**TASK STATEMENT**. Pull out each line of the records holding the string "jest".

___ SOURCE MATERIAL ___

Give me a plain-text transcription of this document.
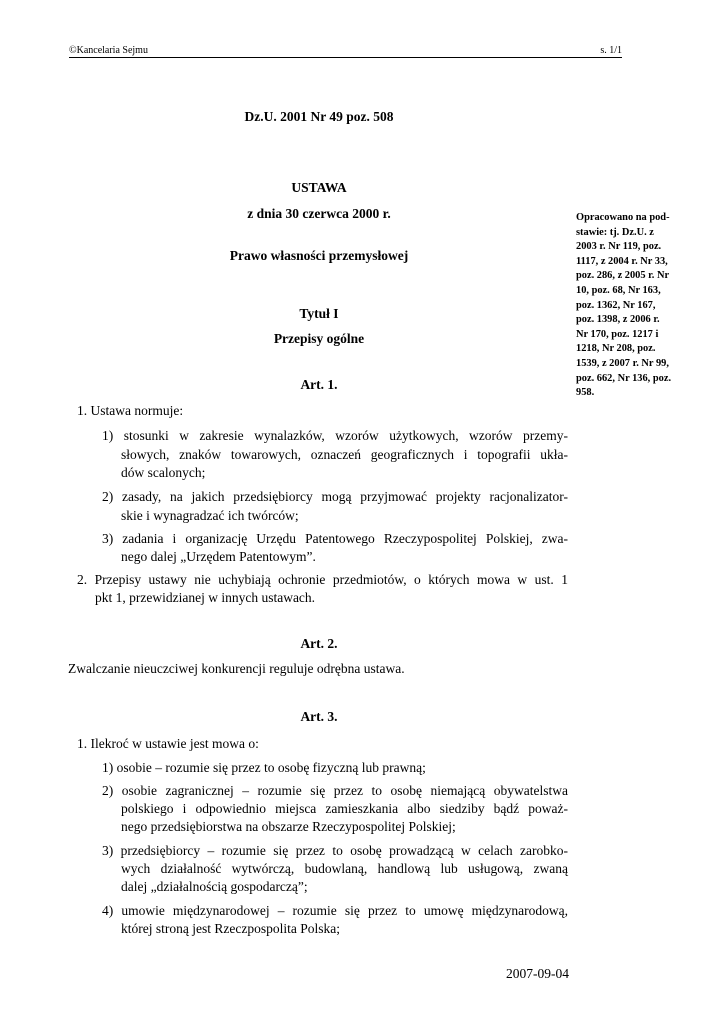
©Kancelaria Sejmu	s. 1/1
Dz.U. 2001 Nr 49 poz. 508
USTAWA
z dnia 30 czerwca 2000 r.
Prawo własności przemysłowej
Opracowano na pod-
stawie: tj. Dz.U. z
2003 r. Nr 119, poz.
1117, z 2004 r. Nr 33,
poz. 286, z 2005 r. Nr
10, poz. 68, Nr 163,
poz. 1362, Nr 167,
poz. 1398, z 2006 r.
Nr 170, poz. 1217 i
1218, Nr 208, poz.
1539, z 2007 r. Nr 99,
poz. 662, Nr 136, poz.
958.
Tytuł I
Przepisy ogólne
Art. 1.
1. Ustawa normuje:
1) stosunki w zakresie wynalazków, wzorów użytkowych, wzorów przemy-
słowych, znaków towarowych, oznaczeń geograficznych i topografii ukła-
dów scalonych;
2) zasady, na jakich przedsiębiorcy mogą przyjmować projekty racjonalizator-
skie i wynagradzać ich twórców;
3) zadania i organizację Urzędu Patentowego Rzeczypospolitej Polskiej, zwa-
nego dalej „Urzędem Patentowym”.
2. Przepisy ustawy nie uchybiają ochronie przedmiotów, o których mowa w ust. 1
pkt 1, przewidzianej w innych ustawach.
Art. 2.
Zwalczanie nieuczciwej konkurencji reguluje odrębna ustawa.
Art. 3.
1. Ilekroć w ustawie jest mowa o:
1) osobie – rozumie się przez to osobę fizyczną lub prawną;
2) osobie zagranicznej – rozumie się przez to osobę niemającą obywatelstwa
polskiego i odpowiednio miejsca zamieszkania albo siedziby bądź poważ-
nego przedsiębiorstwa na obszarze Rzeczypospolitej Polskiej;
3) przedsiębiorcy – rozumie się przez to osobę prowadzącą w celach zarobko-
wych działalność wytwórczą, budowlaną, handlową lub usługową, zwaną
dalej „działalnością gospodarczą”;
4) umowie międzynarodowej – rozumie się przez to umowę międzynarodową,
której stroną jest Rzeczpospolita Polska;
2007-09-04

___

**RESULT OF THIS TASK**.
1. Ilekroć w ustawie jest mowa o:
której stroną jest Rzeczpospolita Polska;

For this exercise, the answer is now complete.